↓
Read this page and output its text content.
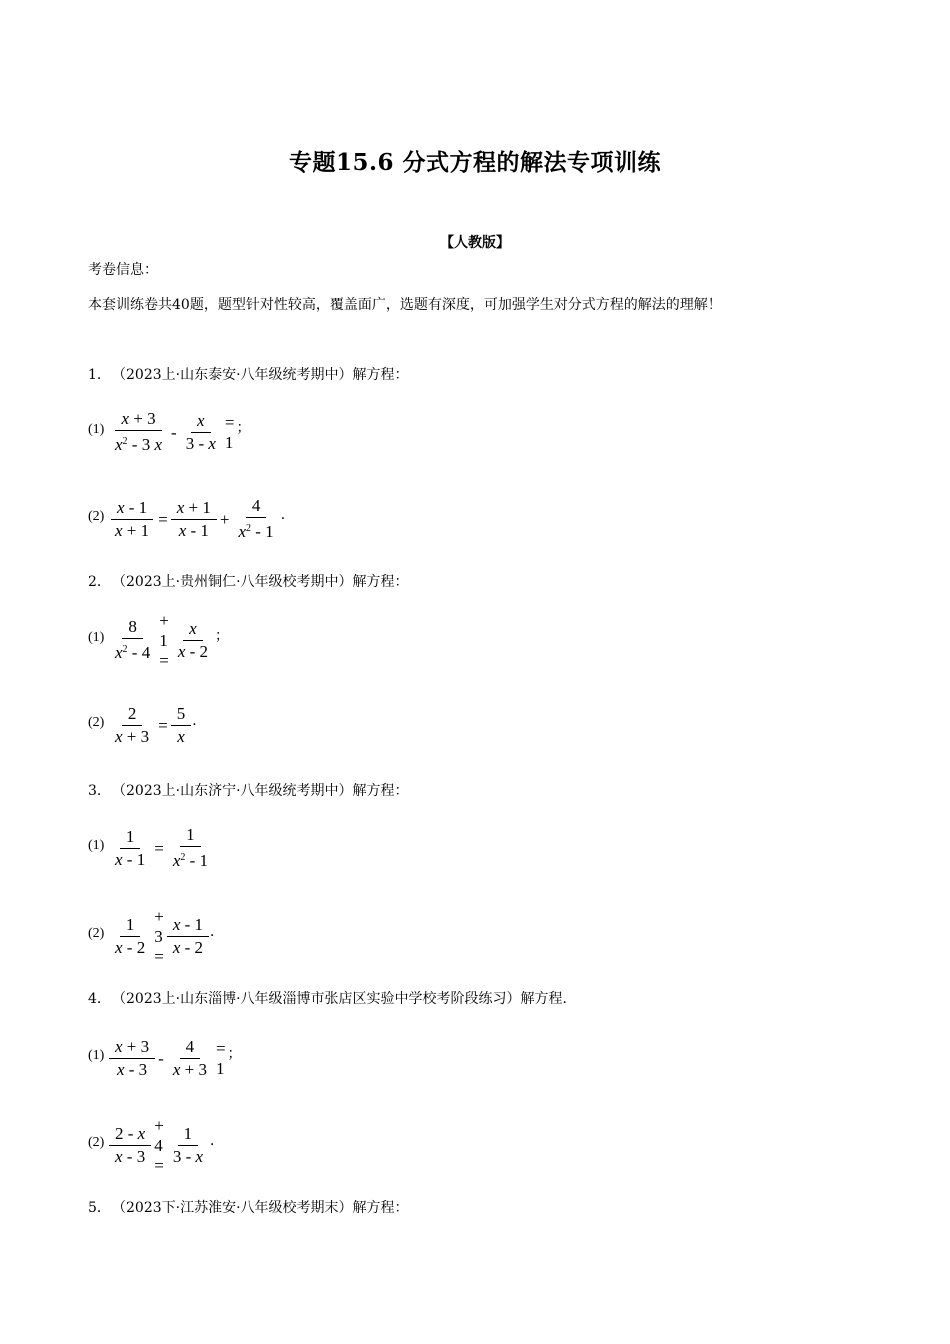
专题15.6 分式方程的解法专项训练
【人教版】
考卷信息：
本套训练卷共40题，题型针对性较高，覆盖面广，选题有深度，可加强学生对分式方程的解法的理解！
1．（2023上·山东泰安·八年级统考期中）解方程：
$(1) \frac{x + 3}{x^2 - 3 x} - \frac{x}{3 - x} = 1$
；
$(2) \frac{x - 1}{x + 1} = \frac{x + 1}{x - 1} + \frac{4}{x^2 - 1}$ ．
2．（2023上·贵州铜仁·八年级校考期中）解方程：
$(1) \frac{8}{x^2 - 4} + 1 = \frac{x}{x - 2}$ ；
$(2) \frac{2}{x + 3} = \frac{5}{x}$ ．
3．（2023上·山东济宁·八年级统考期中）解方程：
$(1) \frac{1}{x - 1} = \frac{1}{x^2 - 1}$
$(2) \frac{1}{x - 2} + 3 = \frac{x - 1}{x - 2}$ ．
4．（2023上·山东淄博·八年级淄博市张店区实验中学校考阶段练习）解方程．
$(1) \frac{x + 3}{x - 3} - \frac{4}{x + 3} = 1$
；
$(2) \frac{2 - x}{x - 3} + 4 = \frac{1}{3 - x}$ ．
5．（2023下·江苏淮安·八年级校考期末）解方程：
↑
↓
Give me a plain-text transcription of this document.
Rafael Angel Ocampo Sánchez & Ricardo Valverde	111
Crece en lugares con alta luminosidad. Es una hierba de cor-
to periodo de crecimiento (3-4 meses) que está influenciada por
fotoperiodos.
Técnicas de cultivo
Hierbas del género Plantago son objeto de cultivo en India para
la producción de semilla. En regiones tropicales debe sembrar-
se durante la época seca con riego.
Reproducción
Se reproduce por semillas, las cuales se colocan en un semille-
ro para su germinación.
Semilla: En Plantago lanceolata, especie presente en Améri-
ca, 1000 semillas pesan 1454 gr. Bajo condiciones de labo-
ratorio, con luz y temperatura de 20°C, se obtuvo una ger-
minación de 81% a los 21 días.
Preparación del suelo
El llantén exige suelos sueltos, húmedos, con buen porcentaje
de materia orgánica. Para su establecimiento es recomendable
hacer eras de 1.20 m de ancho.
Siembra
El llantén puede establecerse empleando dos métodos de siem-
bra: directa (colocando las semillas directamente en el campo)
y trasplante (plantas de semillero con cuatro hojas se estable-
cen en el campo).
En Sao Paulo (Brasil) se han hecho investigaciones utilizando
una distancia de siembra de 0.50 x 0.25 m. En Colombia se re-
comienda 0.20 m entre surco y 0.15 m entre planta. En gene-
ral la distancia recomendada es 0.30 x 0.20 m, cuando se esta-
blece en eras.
↑
Problem requirements: Copy all lines in the listing above where the string "Plantago" appears.

The answer:
Hierbas del género Plantago son objeto de cultivo en India para
Semilla: En Plantago lanceolata, especie presente en Améri-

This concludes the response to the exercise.